■ **WHAT YOU HAVE TO DO**:
Retype the whole listing below, character for character.

— START OF MATERIAL TO PROCESS —

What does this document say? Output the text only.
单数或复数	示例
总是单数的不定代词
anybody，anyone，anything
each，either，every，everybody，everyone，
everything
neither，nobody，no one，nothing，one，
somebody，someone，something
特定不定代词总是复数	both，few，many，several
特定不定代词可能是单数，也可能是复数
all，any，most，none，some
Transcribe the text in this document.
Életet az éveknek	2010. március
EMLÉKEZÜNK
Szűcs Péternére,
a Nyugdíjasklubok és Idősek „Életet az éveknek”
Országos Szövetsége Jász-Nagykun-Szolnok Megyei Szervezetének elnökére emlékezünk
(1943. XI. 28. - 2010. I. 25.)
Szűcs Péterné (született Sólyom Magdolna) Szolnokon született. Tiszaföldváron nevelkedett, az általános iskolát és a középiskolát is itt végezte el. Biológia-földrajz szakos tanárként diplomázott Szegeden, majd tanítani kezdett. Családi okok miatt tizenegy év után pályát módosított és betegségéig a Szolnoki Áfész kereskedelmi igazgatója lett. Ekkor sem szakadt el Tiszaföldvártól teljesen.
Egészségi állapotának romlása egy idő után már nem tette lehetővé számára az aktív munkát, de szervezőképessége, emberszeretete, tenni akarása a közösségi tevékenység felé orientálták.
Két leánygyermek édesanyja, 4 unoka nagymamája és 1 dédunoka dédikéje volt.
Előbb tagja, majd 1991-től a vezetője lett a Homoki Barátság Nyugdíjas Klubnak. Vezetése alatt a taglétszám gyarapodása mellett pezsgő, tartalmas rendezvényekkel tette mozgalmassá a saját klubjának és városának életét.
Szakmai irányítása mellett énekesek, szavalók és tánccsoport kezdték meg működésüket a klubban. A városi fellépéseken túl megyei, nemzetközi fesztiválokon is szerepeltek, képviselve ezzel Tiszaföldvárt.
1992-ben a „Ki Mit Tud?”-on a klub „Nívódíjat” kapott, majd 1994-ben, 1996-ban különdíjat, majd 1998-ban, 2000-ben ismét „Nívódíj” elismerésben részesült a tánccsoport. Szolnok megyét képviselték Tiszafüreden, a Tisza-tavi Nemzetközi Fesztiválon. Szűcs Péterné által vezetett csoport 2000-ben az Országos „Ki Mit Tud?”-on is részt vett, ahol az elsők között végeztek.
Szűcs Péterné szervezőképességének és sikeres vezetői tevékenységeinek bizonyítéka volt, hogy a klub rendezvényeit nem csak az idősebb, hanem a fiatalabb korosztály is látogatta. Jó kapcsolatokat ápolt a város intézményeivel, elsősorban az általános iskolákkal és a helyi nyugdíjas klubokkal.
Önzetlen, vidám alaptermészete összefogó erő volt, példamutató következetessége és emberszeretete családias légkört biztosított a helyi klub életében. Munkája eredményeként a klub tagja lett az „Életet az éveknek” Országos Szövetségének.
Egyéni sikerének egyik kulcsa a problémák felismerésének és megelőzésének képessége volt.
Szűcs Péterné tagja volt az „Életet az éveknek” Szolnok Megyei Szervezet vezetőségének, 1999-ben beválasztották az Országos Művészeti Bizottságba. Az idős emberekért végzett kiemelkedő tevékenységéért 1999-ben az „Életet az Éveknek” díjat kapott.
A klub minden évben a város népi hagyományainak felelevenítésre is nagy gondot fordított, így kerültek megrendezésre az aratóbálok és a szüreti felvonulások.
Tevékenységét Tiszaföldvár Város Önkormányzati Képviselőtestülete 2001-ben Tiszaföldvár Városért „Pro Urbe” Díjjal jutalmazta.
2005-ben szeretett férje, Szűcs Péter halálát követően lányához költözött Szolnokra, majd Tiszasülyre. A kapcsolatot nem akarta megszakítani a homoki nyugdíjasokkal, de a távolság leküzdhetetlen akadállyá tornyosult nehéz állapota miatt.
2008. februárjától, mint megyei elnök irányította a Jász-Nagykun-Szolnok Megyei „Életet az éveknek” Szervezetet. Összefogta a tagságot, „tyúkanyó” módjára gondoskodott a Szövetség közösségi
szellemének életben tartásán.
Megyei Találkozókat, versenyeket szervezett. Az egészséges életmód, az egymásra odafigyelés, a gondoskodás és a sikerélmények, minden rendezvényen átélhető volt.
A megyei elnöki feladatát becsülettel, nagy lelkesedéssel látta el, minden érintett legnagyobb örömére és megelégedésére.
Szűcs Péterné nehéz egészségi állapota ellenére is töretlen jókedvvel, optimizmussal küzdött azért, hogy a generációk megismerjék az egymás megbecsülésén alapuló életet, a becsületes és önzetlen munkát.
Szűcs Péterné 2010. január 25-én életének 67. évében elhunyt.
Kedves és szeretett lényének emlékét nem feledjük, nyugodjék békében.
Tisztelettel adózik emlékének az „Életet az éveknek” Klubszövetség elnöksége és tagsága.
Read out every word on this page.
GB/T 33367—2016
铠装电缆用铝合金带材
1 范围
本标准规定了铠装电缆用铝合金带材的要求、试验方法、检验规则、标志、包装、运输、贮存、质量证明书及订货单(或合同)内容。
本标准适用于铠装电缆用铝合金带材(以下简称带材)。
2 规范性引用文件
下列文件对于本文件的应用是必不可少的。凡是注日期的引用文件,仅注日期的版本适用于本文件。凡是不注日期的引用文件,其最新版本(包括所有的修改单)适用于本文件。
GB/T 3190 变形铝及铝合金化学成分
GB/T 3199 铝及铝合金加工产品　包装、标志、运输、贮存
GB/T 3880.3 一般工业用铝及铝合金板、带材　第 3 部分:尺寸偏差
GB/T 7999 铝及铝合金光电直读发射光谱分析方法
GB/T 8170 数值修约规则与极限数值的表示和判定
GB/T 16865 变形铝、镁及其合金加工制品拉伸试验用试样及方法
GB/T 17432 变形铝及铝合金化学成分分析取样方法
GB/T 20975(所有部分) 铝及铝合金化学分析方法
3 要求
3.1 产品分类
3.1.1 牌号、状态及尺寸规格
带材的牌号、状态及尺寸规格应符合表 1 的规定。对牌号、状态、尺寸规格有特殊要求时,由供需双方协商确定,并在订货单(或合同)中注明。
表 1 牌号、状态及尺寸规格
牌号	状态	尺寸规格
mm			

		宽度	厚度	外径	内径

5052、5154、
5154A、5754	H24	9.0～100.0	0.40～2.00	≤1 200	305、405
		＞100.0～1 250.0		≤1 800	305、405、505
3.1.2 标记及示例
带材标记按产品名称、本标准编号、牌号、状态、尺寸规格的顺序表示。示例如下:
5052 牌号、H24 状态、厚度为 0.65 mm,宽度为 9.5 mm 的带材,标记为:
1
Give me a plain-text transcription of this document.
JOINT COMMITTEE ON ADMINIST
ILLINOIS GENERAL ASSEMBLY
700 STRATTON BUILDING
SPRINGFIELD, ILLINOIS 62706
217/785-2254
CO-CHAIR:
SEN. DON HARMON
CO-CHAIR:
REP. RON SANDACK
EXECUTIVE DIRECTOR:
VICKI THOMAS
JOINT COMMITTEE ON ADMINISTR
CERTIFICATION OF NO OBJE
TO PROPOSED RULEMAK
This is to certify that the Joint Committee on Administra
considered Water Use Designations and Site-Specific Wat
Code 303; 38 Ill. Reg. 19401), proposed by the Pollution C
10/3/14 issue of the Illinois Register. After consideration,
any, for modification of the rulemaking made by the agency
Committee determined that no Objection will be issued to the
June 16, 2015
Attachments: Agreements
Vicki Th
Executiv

— END OF MATERIAL TO PROCESS —

■ **WORKED SOLUTION**:
What does this document say? Output the text only.
单数或复数	示例
总是单数的不定代词
anybody，anyone，anything
each，either，every，everybody，everyone，
everything
neither，nobody，no one，nothing，one，
somebody，someone，something
特定不定代词总是复数	both，few，many，several
特定不定代词可能是单数，也可能是复数
all，any，most，none，some
Transcribe the text in this document.
Életet az éveknek	2010. március
EMLÉKEZÜNK
Szűcs Péternére,
a Nyugdíjasklubok és Idősek „Életet az éveknek”
Országos Szövetsége Jász-Nagykun-Szolnok Megyei Szervezetének elnökére emlékezünk
(1943. XI. 28. - 2010. I. 25.)
Szűcs Péterné (született Sólyom Magdolna) Szolnokon született. Tiszaföldváron nevelkedett, az általános iskolát és a középiskolát is itt végezte el. Biológia-földrajz szakos tanárként diplomázott Szegeden, majd tanítani kezdett. Családi okok miatt tizenegy év után pályát módosított és betegségéig a Szolnoki Áfész kereskedelmi igazgatója lett. Ekkor sem szakadt el Tiszaföldvártól teljesen.
Egészségi állapotának romlása egy idő után már nem tette lehetővé számára az aktív munkát, de szervezőképessége, emberszeretete, tenni akarása a közösségi tevékenység felé orientálták.
Két leánygyermek édesanyja, 4 unoka nagymamája és 1 dédunoka dédikéje volt.
Előbb tagja, majd 1991-től a vezetője lett a Homoki Barátság Nyugdíjas Klubnak. Vezetése alatt a taglétszám gyarapodása mellett pezsgő, tartalmas rendezvényekkel tette mozgalmassá a saját klubjának és városának életét.
Szakmai irányítása mellett énekesek, szavalók és tánccsoport kezdték meg működésüket a klubban. A városi fellépéseken túl megyei, nemzetközi fesztiválokon is szerepeltek, képviselve ezzel Tiszaföldvárt.
1992-ben a „Ki Mit Tud?”-on a klub „Nívódíjat” kapott, majd 1994-ben, 1996-ban különdíjat, majd 1998-ban, 2000-ben ismét „Nívódíj” elismerésben részesült a tánccsoport. Szolnok megyét képviselték Tiszafüreden, a Tisza-tavi Nemzetközi Fesztiválon. Szűcs Péterné által vezetett csoport 2000-ben az Országos „Ki Mit Tud?”-on is részt vett, ahol az elsők között végeztek.
Szűcs Péterné szervezőképességének és sikeres vezetői tevékenységeinek bizonyítéka volt, hogy a klub rendezvényeit nem csak az idősebb, hanem a fiatalabb korosztály is látogatta. Jó kapcsolatokat ápolt a város intézményeivel, elsősorban az általános iskolákkal és a helyi nyugdíjas klubokkal.
Önzetlen, vidám alaptermészete összefogó erő volt, példamutató következetessége és emberszeretete családias légkört biztosított a helyi klub életében. Munkája eredményeként a klub tagja lett az „Életet az éveknek” Országos Szövetségének.
Egyéni sikerének egyik kulcsa a problémák felismerésének és megelőzésének képessége volt.
Szűcs Péterné tagja volt az „Életet az éveknek” Szolnok Megyei Szervezet vezetőségének, 1999-ben beválasztották az Országos Művészeti Bizottságba. Az idős emberekért végzett kiemelkedő tevékenységéért 1999-ben az „Életet az Éveknek” díjat kapott.
A klub minden évben a város népi hagyományainak felelevenítésre is nagy gondot fordított, így kerültek megrendezésre az aratóbálok és a szüreti felvonulások.
Tevékenységét Tiszaföldvár Város Önkormányzati Képviselőtestülete 2001-ben Tiszaföldvár Városért „Pro Urbe” Díjjal jutalmazta.
2005-ben szeretett férje, Szűcs Péter halálát követően lányához költözött Szolnokra, majd Tiszasülyre. A kapcsolatot nem akarta megszakítani a homoki nyugdíjasokkal, de a távolság leküzdhetetlen akadállyá tornyosult nehéz állapota miatt.
2008. februárjától, mint megyei elnök irányította a Jász-Nagykun-Szolnok Megyei „Életet az éveknek” Szervezetet. Összefogta a tagságot, „tyúkanyó” módjára gondoskodott a Szövetség közösségi
szellemének életben tartásán.
Megyei Találkozókat, versenyeket szervezett. Az egészséges életmód, az egymásra odafigyelés, a gondoskodás és a sikerélmények, minden rendezvényen átélhető volt.
A megyei elnöki feladatát becsülettel, nagy lelkesedéssel látta el, minden érintett legnagyobb örömére és megelégedésére.
Szűcs Péterné nehéz egészségi állapota ellenére is töretlen jókedvvel, optimizmussal küzdött azért, hogy a generációk megismerjék az egymás megbecsülésén alapuló életet, a becsületes és önzetlen munkát.
Szűcs Péterné 2010. január 25-én életének 67. évében elhunyt.
Kedves és szeretett lényének emlékét nem feledjük, nyugodjék békében.
Tisztelettel adózik emlékének az „Életet az éveknek” Klubszövetség elnöksége és tagsága.
Read out every word on this page.
GB/T 33367—2016
铠装电缆用铝合金带材
1 范围
本标准规定了铠装电缆用铝合金带材的要求、试验方法、检验规则、标志、包装、运输、贮存、质量证明书及订货单(或合同)内容。
本标准适用于铠装电缆用铝合金带材(以下简称带材)。
2 规范性引用文件
下列文件对于本文件的应用是必不可少的。凡是注日期的引用文件,仅注日期的版本适用于本文件。凡是不注日期的引用文件,其最新版本(包括所有的修改单)适用于本文件。
GB/T 3190 变形铝及铝合金化学成分
GB/T 3199 铝及铝合金加工产品　包装、标志、运输、贮存
GB/T 3880.3 一般工业用铝及铝合金板、带材　第 3 部分:尺寸偏差
GB/T 7999 铝及铝合金光电直读发射光谱分析方法
GB/T 8170 数值修约规则与极限数值的表示和判定
GB/T 16865 变形铝、镁及其合金加工制品拉伸试验用试样及方法
GB/T 17432 变形铝及铝合金化学成分分析取样方法
GB/T 20975(所有部分) 铝及铝合金化学分析方法
3 要求
3.1 产品分类
3.1.1 牌号、状态及尺寸规格
带材的牌号、状态及尺寸规格应符合表 1 的规定。对牌号、状态、尺寸规格有特殊要求时,由供需双方协商确定,并在订货单(或合同)中注明。
表 1 牌号、状态及尺寸规格
牌号	状态	尺寸规格
mm			

		宽度	厚度	外径	内径

5052、5154、
5154A、5754	H24	9.0～100.0	0.40～2.00	≤1 200	305、405
		＞100.0～1 250.0		≤1 800	305、405、505
3.1.2 标记及示例
带材标记按产品名称、本标准编号、牌号、状态、尺寸规格的顺序表示。示例如下:
5052 牌号、H24 状态、厚度为 0.65 mm,宽度为 9.5 mm 的带材,标记为:
1
Give me a plain-text transcription of this document.
JOINT COMMITTEE ON ADMINIST
ILLINOIS GENERAL ASSEMBLY
700 STRATTON BUILDING
SPRINGFIELD, ILLINOIS 62706
217/785-2254
CO-CHAIR:
SEN. DON HARMON
CO-CHAIR:
REP. RON SANDACK
EXECUTIVE DIRECTOR:
VICKI THOMAS
JOINT COMMITTEE ON ADMINISTR
CERTIFICATION OF NO OBJE
TO PROPOSED RULEMAK
This is to certify that the Joint Committee on Administra
considered Water Use Designations and Site-Specific Wat
Code 303; 38 Ill. Reg. 19401), proposed by the Pollution C
10/3/14 issue of the Illinois Register. After consideration,
any, for modification of the rulemaking made by the agency
Committee determined that no Objection will be issued to the
June 16, 2015
Attachments: Agreements
Vicki Th
Executiv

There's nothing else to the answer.